* [TASK REQUIREMENTS] Repeat the items below word for word, from their first line through the line containing "legend-label-line-1: Counseling skills", both ends included.

* [GIVEN INFORMATION]
^^^^
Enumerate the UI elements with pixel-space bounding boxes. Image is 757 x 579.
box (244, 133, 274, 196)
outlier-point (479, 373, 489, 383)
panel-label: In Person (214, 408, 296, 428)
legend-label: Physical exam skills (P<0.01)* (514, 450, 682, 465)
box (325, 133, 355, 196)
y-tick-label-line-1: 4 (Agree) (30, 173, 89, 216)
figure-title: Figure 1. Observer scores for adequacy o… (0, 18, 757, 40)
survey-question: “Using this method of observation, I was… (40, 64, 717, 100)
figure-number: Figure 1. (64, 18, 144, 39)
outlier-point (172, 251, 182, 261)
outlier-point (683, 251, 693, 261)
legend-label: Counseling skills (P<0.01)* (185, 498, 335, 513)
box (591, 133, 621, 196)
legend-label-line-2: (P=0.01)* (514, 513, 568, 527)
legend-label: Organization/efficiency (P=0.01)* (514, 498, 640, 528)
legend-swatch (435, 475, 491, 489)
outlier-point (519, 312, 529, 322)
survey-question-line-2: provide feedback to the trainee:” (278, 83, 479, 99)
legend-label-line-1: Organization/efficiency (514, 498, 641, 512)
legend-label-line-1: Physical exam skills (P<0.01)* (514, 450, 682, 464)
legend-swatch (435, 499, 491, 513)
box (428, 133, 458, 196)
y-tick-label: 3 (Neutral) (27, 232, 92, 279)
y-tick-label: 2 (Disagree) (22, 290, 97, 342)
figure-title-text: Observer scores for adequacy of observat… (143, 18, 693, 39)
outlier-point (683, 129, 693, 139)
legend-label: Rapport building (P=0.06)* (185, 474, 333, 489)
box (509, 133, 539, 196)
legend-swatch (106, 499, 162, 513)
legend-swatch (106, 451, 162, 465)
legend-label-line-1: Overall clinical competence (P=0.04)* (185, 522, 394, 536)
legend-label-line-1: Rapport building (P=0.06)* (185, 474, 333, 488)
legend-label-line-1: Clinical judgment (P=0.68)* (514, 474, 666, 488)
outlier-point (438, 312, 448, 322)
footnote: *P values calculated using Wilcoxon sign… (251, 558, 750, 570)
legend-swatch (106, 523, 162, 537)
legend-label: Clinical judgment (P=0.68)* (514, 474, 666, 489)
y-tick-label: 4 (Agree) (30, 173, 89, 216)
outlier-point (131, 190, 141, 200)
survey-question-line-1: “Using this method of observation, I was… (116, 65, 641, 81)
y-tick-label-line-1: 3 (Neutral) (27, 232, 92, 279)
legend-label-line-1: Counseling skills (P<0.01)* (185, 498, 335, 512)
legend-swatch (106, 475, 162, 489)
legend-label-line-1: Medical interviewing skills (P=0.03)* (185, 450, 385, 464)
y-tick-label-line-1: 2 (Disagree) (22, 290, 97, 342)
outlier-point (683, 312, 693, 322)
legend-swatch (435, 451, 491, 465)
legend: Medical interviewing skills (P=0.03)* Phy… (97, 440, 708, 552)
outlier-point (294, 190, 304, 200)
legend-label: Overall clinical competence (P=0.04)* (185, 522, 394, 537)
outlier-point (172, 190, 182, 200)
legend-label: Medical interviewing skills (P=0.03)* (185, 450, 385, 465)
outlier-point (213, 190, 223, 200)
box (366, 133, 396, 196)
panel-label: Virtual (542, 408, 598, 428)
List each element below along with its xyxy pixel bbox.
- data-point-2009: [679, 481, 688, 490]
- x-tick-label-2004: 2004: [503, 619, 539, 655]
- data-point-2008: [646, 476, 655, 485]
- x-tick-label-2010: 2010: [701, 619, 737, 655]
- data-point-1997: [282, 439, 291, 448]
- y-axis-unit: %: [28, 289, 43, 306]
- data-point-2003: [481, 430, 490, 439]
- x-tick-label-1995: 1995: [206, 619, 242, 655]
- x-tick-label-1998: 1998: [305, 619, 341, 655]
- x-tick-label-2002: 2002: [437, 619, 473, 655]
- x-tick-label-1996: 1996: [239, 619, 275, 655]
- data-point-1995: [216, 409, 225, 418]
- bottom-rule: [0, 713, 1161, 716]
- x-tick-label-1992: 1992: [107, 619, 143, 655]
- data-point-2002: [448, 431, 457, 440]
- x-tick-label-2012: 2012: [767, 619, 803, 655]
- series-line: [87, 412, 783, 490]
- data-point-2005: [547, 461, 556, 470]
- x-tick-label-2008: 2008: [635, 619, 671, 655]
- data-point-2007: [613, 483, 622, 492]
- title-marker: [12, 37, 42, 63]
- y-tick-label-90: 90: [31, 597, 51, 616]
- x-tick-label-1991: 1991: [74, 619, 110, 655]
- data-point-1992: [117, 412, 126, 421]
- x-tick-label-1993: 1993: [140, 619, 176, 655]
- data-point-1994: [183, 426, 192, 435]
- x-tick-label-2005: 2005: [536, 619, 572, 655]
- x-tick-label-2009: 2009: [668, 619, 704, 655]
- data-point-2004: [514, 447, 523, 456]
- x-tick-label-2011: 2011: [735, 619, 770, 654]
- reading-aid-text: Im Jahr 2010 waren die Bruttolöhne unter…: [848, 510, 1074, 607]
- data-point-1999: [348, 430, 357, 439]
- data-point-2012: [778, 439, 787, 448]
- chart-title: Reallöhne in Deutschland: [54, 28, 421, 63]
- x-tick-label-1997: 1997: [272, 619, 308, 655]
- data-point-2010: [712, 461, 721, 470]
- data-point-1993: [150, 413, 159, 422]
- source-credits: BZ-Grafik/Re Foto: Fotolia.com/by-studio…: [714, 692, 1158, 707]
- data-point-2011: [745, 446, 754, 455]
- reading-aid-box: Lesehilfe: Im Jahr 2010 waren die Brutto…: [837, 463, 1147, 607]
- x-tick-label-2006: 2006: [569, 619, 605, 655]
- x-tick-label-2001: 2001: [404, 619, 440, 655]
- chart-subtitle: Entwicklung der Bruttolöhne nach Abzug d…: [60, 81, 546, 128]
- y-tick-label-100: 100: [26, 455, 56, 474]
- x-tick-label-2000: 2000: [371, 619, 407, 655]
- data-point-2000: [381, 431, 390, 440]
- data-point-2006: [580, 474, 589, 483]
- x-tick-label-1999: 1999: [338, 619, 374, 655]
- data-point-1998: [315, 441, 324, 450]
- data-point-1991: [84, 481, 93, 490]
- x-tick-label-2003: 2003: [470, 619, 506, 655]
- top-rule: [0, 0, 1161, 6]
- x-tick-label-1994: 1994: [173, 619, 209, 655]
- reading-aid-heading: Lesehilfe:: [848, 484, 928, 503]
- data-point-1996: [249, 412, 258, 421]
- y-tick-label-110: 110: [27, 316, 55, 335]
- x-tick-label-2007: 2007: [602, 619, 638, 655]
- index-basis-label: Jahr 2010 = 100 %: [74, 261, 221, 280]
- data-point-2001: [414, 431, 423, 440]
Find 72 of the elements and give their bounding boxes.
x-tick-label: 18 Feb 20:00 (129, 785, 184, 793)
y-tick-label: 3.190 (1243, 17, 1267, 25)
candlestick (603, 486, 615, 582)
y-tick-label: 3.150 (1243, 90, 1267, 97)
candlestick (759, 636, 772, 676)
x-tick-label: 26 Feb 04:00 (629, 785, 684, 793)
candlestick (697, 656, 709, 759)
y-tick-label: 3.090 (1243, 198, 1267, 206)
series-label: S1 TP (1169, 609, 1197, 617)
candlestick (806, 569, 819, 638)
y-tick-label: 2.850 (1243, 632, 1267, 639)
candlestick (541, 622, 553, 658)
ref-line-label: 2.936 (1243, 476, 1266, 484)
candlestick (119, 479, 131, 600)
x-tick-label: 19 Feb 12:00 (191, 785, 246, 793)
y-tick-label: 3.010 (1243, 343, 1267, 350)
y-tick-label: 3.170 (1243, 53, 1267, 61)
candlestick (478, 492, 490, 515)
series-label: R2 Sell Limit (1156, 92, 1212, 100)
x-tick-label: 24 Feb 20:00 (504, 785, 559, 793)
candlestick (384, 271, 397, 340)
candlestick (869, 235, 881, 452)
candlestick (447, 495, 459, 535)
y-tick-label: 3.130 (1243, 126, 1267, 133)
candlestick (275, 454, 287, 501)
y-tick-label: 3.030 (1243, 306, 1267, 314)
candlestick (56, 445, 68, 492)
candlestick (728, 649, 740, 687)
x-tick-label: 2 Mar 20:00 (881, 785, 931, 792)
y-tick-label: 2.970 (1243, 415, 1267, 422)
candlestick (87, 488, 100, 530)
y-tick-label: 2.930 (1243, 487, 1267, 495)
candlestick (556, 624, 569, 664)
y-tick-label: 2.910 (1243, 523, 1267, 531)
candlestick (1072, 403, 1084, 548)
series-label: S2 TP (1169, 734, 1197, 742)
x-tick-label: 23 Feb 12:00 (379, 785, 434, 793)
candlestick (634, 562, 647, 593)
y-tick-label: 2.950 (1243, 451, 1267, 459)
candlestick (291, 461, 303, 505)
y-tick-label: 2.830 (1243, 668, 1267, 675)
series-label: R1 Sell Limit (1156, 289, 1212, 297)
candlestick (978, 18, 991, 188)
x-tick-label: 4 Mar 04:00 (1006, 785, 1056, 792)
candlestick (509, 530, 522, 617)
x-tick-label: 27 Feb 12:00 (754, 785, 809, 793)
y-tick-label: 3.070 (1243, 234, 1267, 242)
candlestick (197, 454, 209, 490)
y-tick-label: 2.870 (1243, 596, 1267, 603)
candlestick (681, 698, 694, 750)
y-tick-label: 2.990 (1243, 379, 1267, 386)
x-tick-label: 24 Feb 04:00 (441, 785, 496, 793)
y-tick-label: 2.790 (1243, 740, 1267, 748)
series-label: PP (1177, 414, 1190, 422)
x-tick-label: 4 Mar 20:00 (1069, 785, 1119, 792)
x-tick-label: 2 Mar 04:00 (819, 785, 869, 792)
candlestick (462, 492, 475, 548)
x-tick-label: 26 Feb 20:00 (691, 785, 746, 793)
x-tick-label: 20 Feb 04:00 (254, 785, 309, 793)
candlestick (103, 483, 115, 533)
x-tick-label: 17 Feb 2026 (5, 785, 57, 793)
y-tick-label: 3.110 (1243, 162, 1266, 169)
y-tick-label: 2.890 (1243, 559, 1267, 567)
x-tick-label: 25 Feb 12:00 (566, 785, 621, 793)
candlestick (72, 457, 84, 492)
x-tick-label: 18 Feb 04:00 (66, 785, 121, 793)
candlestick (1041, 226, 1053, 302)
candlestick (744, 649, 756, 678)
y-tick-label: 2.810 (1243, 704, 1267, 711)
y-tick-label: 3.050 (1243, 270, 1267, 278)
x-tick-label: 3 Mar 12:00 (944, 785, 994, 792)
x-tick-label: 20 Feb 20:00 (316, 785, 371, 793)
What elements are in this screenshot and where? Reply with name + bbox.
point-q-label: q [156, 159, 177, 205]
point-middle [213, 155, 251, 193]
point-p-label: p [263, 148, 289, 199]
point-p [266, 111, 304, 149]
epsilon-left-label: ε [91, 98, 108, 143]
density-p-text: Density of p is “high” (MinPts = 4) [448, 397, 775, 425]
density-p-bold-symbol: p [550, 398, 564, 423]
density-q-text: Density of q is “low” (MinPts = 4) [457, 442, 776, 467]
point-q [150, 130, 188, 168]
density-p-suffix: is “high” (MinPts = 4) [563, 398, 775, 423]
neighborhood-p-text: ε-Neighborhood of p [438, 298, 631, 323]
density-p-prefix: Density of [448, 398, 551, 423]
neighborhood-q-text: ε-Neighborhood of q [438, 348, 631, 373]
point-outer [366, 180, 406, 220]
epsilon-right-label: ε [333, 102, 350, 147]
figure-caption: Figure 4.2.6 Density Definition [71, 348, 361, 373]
^^^^
* [COMPLETED EXERCISE]
Enumerate the UI elements with pixel-space bounding boxes. Image is 757 x 579.
box (244, 133, 274, 196)
outlier-point (479, 373, 489, 383)
panel-label: In Person (214, 408, 296, 428)
legend-label: Physical exam skills (P<0.01)* (514, 450, 682, 465)
box (325, 133, 355, 196)
y-tick-label-line-1: 4 (Agree) (30, 173, 89, 216)
figure-title: Figure 1. Observer scores for adequacy o… (0, 18, 757, 40)
survey-question: “Using this method of observation, I was… (40, 64, 717, 100)
figure-number: Figure 1. (64, 18, 144, 39)
outlier-point (172, 251, 182, 261)
outlier-point (683, 251, 693, 261)
legend-label: Counseling skills (P<0.01)* (185, 498, 335, 513)
box (591, 133, 621, 196)
legend-label-line-2: (P=0.01)* (514, 513, 568, 527)
legend-label: Organization/efficiency (P=0.01)* (514, 498, 640, 528)
legend-swatch (435, 475, 491, 489)
outlier-point (519, 312, 529, 322)
survey-question-line-2: provide feedback to the trainee:” (278, 83, 479, 99)
legend-label-line-1: Organization/efficiency (514, 498, 641, 512)
legend-label-line-1: Physical exam skills (P<0.01)* (514, 450, 682, 464)
legend-swatch (435, 499, 491, 513)
box (428, 133, 458, 196)
y-tick-label: 3 (Neutral) (27, 232, 92, 279)
y-tick-label: 2 (Disagree) (22, 290, 97, 342)
figure-title-text: Observer scores for adequacy of observat… (143, 18, 693, 39)
outlier-point (683, 129, 693, 139)
legend-label: Rapport building (P=0.06)* (185, 474, 333, 489)
box (509, 133, 539, 196)
legend-swatch (106, 499, 162, 513)
legend-swatch (106, 451, 162, 465)
legend-label-line-1: Overall clinical competence (P=0.04)* (185, 522, 394, 536)
legend-label-line-1: Rapport building (P=0.06)* (185, 474, 333, 488)
legend-label-line-1: Clinical judgment (P=0.68)* (514, 474, 666, 488)
outlier-point (438, 312, 448, 322)
footnote: *P values calculated using Wilcoxon sign… (251, 558, 750, 570)
legend-swatch (106, 523, 162, 537)
legend-label: Clinical judgment (P=0.68)* (514, 474, 666, 489)
y-tick-label: 4 (Agree) (30, 173, 89, 216)
outlier-point (131, 190, 141, 200)
survey-question-line-1: “Using this method of observation, I was… (116, 65, 641, 81)
y-tick-label-line-1: 3 (Neutral) (27, 232, 92, 279)
legend-label-line-1: Counseling skills (P<0.01)* (185, 498, 335, 512)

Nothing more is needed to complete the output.